- **要做的事**:
[1] 請把這篇反轉鏈結串列題解中從「92. Reverse Linked」一直到「the reversed list.」的全部文字一字不差地照抄下來。
[2] 在這篇反轉鏈結串列題解的程式碼裡,變數 connect 在範例中記錄的是哪一個點?
[3] 請從這篇反轉鏈結串列題解的最後一句之後接著往下續寫。

92. Reverse Linked List II
Leetcode
https://leetcode.com/problems/reverse-linked-list-ii/
題目
Given the head of a singly linked list and two integers left and right where left <= right, reverse the nodes of the list from position left to position right, and return the reversed list.
Example 1:
Input: head = [1,2,3,4,5], left = 2, right = 4
Output: [1,4,3,2,5]Example 2:
Input: head = [5], left = 1, right = 1
Output: [5]解答
方法一
把整個 linked list 分成三部分進行處理,[正常排序] - [逆排序] - [正常排序]
For example:
head = [1, 2, 3, 4, 5],left = 2,right = 4
最終答案是 1 -> 4 -> 3 -> 2 -> 5 ,我們主要要做的就是把中間的 2, 3, 4 逆排序過來
var reverseBetween = function(head, left, right) {
if(head === null) return null;
let prev = null;
let curr = head;
// 處理左半邊的正常排序
while(left > 1) {
prev = curr;
curr = curr.next;
left--;
right--;
}
// connect 紀錄左邊正常排序的連接點,example 中為 1
const connect = prev;
// tail 紀錄逆排序完後,應該在逆排序中最右邊的那個點,example 中為 2
let tail = curr;
// 利用 next 來保存 curr.next 的值,最後將 curr 移動到下一個元素
// 不然 curr.next 會在 curr.next = prev 賦值時被指向到 prev 所覆蓋,導致無窮迴圈
let next = null;
// 將中間的排序整個倒轉過來 (變成 4 -> 3 -> 2)

- **資料內容**:

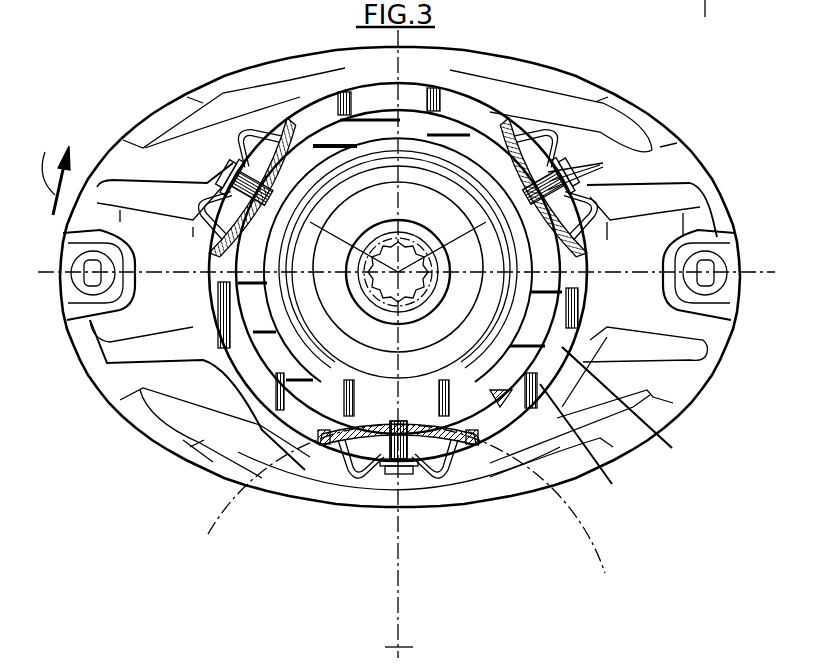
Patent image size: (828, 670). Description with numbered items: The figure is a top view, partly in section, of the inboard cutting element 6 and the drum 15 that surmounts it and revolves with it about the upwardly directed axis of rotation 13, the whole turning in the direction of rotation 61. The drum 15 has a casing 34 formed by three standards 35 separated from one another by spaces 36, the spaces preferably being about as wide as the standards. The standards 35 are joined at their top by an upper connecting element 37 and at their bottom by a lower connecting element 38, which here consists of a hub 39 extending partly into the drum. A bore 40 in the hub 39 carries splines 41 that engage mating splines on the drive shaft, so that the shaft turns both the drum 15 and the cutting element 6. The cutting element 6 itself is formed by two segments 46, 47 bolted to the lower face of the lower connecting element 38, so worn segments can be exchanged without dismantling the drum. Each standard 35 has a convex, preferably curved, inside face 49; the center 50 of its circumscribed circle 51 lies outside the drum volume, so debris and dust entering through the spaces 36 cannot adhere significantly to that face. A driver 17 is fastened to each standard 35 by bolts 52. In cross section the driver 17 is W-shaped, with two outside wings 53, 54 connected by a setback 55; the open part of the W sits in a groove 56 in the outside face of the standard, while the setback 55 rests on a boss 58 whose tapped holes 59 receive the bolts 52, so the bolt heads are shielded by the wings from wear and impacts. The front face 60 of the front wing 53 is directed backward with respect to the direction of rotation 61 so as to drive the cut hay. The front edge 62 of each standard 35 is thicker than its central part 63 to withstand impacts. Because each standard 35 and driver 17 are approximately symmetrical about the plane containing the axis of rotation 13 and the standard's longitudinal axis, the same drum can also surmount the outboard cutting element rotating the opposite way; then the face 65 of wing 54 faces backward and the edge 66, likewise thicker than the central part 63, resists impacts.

The cutting element 6 is at (125, 125).
The axis of rotation 13 is at (425, 300).
The drum 15 is at (213, 334).
The driver 17 is at (683, 183).
The casing 34 is at (474, 86).
The standard 35 is at (260, 165).
The space 36 is at (326, 113).
The upper connecting element 37 is at (180, 430).
The lower connecting element 38 is at (592, 445).
The hub 39 is at (397, 267).
The bore 40 is at (398, 272).
The splines 41 is at (428, 266).
The segment 46 is at (177, 112).
The segment 47 is at (652, 130).
The inside face 49 is at (318, 158).
The center 50 is at (398, 647).
The circumscribed circle 51 is at (212, 533).
The bolt 52 is at (407, 520).
The outside wing 53 is at (352, 472).
The outside wing 54 is at (437, 477).
The setback 55 is at (417, 470).
The groove 56 is at (340, 470).
The boss 58 is at (247, 197).
The tapped hole 59 is at (400, 421).
The front face 60 is at (355, 478).
The direction of rotation 61 is at (51, 170).
The front edge 62 is at (328, 436).
The central part 63 is at (350, 424).
The face 65 is at (478, 450).
The edge 66 is at (480, 436).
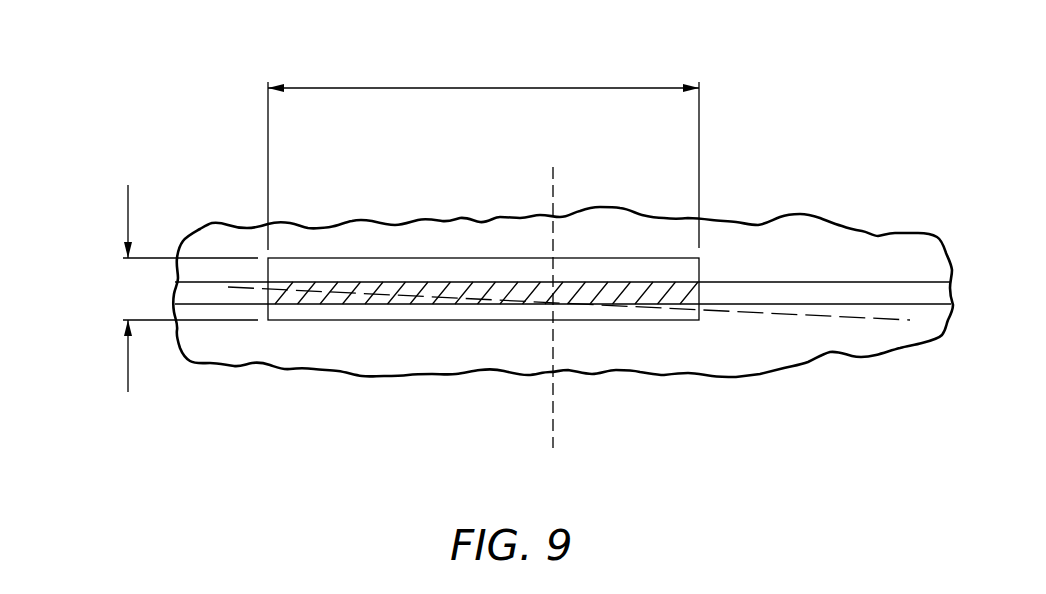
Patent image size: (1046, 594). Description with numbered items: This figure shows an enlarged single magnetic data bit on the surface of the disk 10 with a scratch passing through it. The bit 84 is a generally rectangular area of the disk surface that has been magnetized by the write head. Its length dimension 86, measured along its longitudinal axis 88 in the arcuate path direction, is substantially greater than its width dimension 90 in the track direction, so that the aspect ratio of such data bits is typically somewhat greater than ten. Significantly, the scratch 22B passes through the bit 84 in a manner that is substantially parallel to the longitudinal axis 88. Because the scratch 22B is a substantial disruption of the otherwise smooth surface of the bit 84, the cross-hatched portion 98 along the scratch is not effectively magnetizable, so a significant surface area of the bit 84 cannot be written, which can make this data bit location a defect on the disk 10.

The disk 10 is at (211, 224).
The scratch 22B is at (797, 291).
The bit 84 is at (364, 320).
The length dimension 86 is at (474, 88).
The longitudinal axis 88 is at (873, 321).
The width dimension 90 is at (128, 210).
The hatched etched region 98 is at (612, 292).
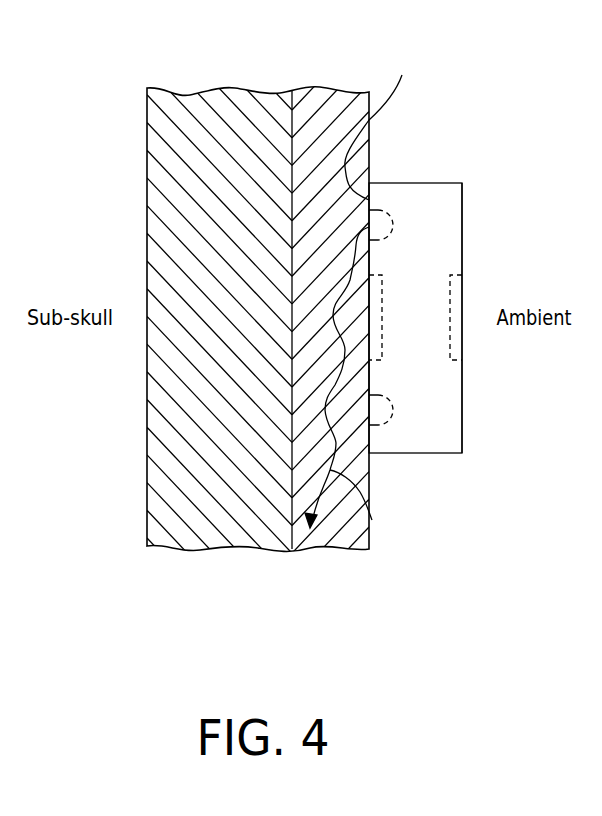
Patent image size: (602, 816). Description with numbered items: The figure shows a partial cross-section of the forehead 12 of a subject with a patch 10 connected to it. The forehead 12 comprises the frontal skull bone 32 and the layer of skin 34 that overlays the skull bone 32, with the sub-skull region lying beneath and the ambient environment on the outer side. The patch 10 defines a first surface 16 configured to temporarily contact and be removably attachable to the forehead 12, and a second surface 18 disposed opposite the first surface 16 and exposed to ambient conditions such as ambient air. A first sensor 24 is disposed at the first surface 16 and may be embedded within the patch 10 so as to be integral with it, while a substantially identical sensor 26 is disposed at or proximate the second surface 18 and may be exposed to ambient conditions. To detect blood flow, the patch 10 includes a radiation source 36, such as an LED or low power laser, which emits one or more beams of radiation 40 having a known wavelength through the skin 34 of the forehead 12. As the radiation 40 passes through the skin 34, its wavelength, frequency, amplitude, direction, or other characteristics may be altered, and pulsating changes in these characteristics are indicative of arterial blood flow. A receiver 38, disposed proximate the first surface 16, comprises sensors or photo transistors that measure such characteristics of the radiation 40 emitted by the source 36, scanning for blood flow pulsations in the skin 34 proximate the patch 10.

The patch 10 is at (430, 183).
The forehead 12 is at (147, 70).
The first surface 16 is at (364, 289).
The second surface 18 is at (462, 242).
The first sensor 24 is at (382, 288).
The sensor 26 is at (450, 288).
The frontal skull bone 32 is at (203, 548).
The layer of skin 34 is at (326, 550).
The radiation source 36 is at (385, 213).
The receiver 38 is at (391, 416).
The radiation 40 is at (372, 520).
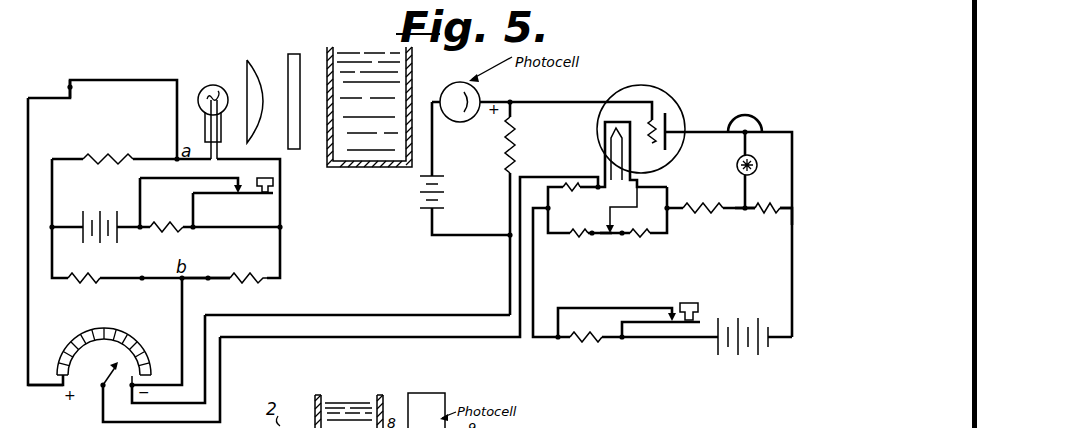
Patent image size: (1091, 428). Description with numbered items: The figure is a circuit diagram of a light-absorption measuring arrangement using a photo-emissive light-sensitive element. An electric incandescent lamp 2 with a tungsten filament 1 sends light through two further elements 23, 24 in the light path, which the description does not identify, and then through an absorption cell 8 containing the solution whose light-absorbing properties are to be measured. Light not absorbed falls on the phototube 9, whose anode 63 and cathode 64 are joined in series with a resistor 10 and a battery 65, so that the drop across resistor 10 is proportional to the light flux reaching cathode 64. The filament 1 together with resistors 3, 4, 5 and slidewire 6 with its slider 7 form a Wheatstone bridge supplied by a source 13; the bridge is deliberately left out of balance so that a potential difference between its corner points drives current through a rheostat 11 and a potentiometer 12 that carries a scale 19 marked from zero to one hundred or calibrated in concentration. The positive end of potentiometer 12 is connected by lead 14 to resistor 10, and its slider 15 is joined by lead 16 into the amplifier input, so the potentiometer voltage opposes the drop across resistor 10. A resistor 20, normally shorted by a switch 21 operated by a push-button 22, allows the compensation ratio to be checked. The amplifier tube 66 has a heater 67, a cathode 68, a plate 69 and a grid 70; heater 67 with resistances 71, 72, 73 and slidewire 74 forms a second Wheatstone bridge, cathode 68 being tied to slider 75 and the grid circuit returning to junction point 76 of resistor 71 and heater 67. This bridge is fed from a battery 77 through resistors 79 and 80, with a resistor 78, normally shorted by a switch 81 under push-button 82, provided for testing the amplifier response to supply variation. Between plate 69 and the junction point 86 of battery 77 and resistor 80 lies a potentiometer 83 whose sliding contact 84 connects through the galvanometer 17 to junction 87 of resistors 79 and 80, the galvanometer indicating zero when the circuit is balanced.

The filament 1 is at (203, 108).
The electric incandescent lamp 2 is at (204, 97).
The resistor 3 is at (120, 154).
The resistor 4 is at (96, 273).
The resistor 5 is at (246, 275).
The slidewire 6 is at (202, 274).
The slider 7 is at (182, 280).
The absorption cell 8 is at (368, 167).
The phototube 9 is at (453, 122).
The resistor 10 is at (516, 146).
The rheostat 11 is at (53, 80).
The potentiometer 12 is at (92, 382).
The source 13 is at (88, 208).
The lead 14 is at (338, 314).
The slider 15 is at (110, 387).
The lead 16 is at (304, 338).
The galvanometer 17 is at (738, 168).
The scale 19 is at (82, 335).
The resistor 20 is at (156, 232).
The switch 21 is at (231, 187).
The push-button 22 is at (273, 182).
The lens 23 is at (253, 68).
The slit plate 24 is at (294, 60).
The anode 63 is at (447, 87).
The cathode 64 is at (472, 92).
The battery 65 is at (443, 201).
The amplifier tube 66 is at (645, 84).
The heater 67 is at (603, 124).
The cathode 68 is at (616, 117).
The anode or plate 69 is at (669, 118).
The control element or grid 70 is at (660, 112).
The resistance 71 is at (569, 193).
The resistance 72 is at (574, 236).
The resistance 73 is at (653, 237).
The slidewire 74 is at (605, 235).
The slider 75 is at (622, 216).
The junction point 76 is at (597, 193).
The battery 77 is at (761, 351).
The resistor 78 is at (594, 344).
The resistor 79 is at (716, 207).
The resistor 80 is at (771, 206).
The switch 81 is at (672, 305).
The push-button 82 is at (699, 301).
The potentiometer 83 is at (753, 117).
The sliding contact 84 is at (748, 132).
The junction point 86 is at (790, 212).
The junction 87 is at (743, 214).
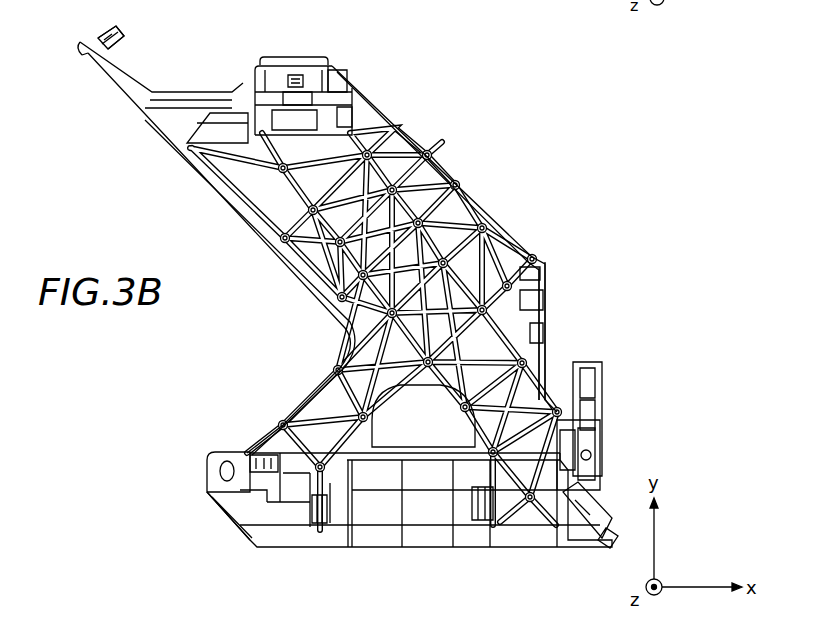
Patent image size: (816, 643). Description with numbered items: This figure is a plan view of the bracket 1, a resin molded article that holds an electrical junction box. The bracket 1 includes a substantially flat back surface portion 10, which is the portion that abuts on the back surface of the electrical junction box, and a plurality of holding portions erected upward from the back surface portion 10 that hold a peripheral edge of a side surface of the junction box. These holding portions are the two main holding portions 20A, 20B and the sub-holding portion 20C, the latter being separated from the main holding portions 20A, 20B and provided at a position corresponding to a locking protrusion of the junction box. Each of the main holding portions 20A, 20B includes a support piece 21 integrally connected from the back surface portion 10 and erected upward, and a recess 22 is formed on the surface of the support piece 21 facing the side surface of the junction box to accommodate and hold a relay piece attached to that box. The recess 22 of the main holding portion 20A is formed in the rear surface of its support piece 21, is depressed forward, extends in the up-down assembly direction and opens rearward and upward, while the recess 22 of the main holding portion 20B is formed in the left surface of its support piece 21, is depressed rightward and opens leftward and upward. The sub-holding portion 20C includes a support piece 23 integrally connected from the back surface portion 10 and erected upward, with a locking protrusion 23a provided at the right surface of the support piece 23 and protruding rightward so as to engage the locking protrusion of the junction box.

The bracket 1 is at (470, 163).
The back surface portion 10 is at (550, 261).
The main holding portion 20A is at (296, 53).
The main holding portion 20B is at (597, 422).
The sub-holding portion 20C is at (243, 447).
The support piece 21 is at (263, 97).
The recess 22 is at (348, 98).
The support piece 23 is at (250, 492).
The locking protrusion 23a is at (272, 455).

- **答案如下**:
[1]
92. Reverse Linked List II
Leetcode
https://leetcode.com/problems/reverse-linked-list-ii/
題目
Given the head of a singly linked list and two integers left and right where left <= right, reverse the nodes of the list from position left to position right, and return the reversed list.

[2] 範例中 connect 記錄的是 1,也就是左邊正常排序的連接點。

[3]
while(right > 0) {
next = curr.next;
curr.next = prev;
prev = curr;
curr = next;
right--;
}
// example 中,逆排序完之後,prev 等於 4、curr 等於 5
// 如果 connect 存在,connect 指向為逆排序中最右邊的值,example 中即 1 -> 4
if(connect !== null) {
connect.next = prev;
} else {
// 如果 connect 不存在,即代表一開始的就是要進行逆排序
// 所以 head 就會是逆排序中最右邊的元素
head = prev;
}
// example 中即代表 tail: 2 -> curr: 5
tail.next = curr;
return head;
};Runtime: 68 ms, faster than 89.41% of JavaScript online submissions for Reverse Linked List II.
Memory Usage: 38.9 MB, less than 78.24% of JavaScript online submissions for Reverse Linked List II.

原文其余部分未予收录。